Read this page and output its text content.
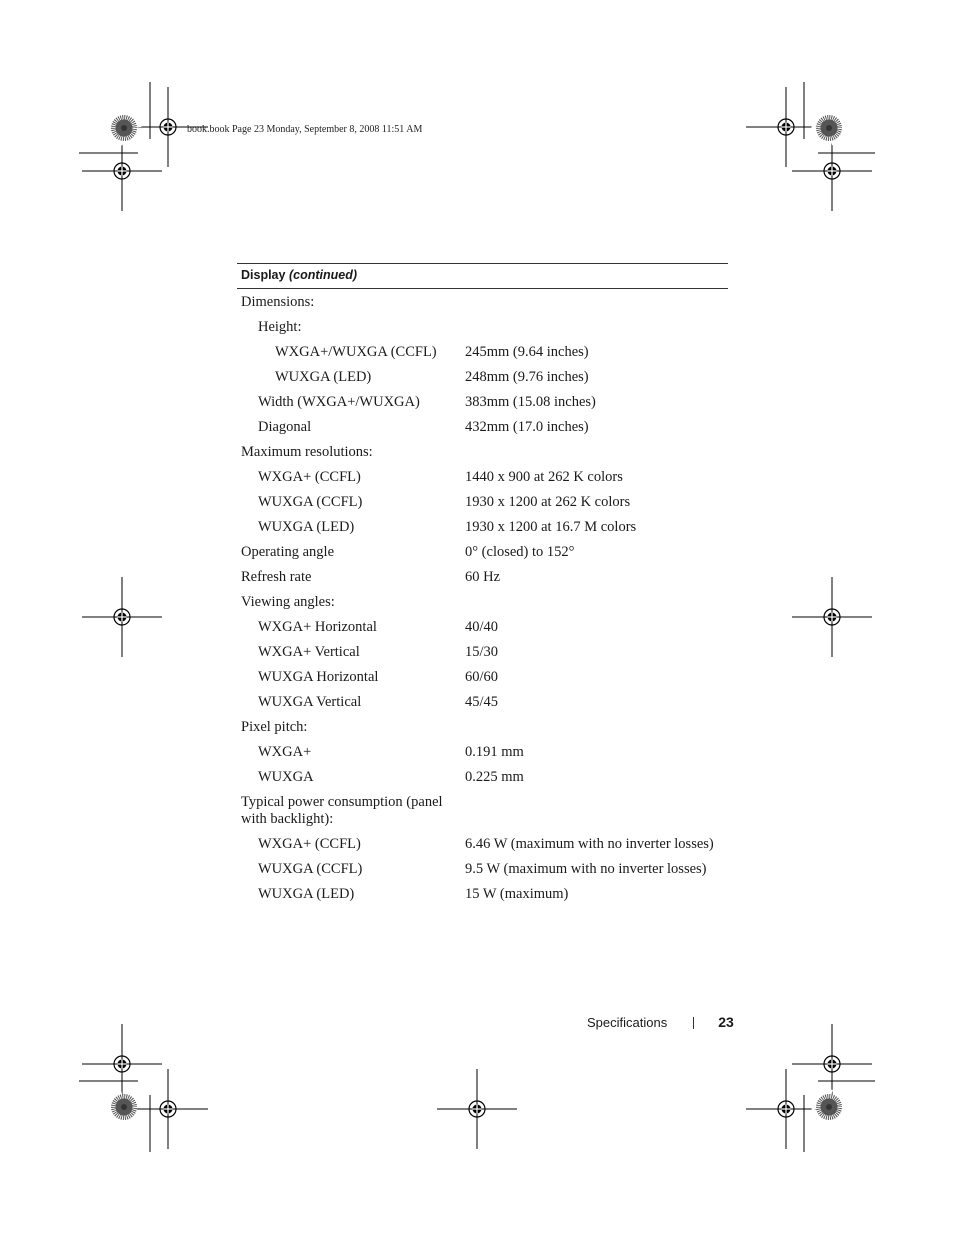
book.book Page 23 Monday, September 8, 2008 11:51 AM
Display (continued)
Dimensions:
Height:
WXGA+/WUXGA (CCFL)	245mm (9.64 inches)
WUXGA (LED)	248mm (9.76 inches)
Width (WXGA+/WUXGA)	383mm (15.08 inches)
Diagonal	432mm (17.0 inches)
Maximum resolutions:
WXGA+ (CCFL)	1440 x 900 at 262 K colors
WUXGA (CCFL)	1930 x 1200 at 262 K colors
WUXGA (LED)	1930 x 1200 at 16.7 M colors
Operating angle	0° (closed) to 152°
Refresh rate	60 Hz
Viewing angles:
WXGA+ Horizontal	40/40
WXGA+ Vertical	15/30
WUXGA Horizontal	60/60
WUXGA Vertical	45/45
Pixel pitch:
WXGA+	0.191 mm
WUXGA	0.225 mm
Typical power consumption (panel with backlight):
WXGA+ (CCFL)	6.46 W (maximum with no inverter losses)
WUXGA (CCFL)	9.5 W (maximum with no inverter losses)
WUXGA (LED)	15 W (maximum)
Specifications	23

════════════════════

• _YOUR GOAL_
Scan the records for the string "Horizontal". Copy each line in which it appears.

• _SOLUTION TO THE EXERCISE_
WXGA+ Horizontal	40/40
WUXGA Horizontal	60/60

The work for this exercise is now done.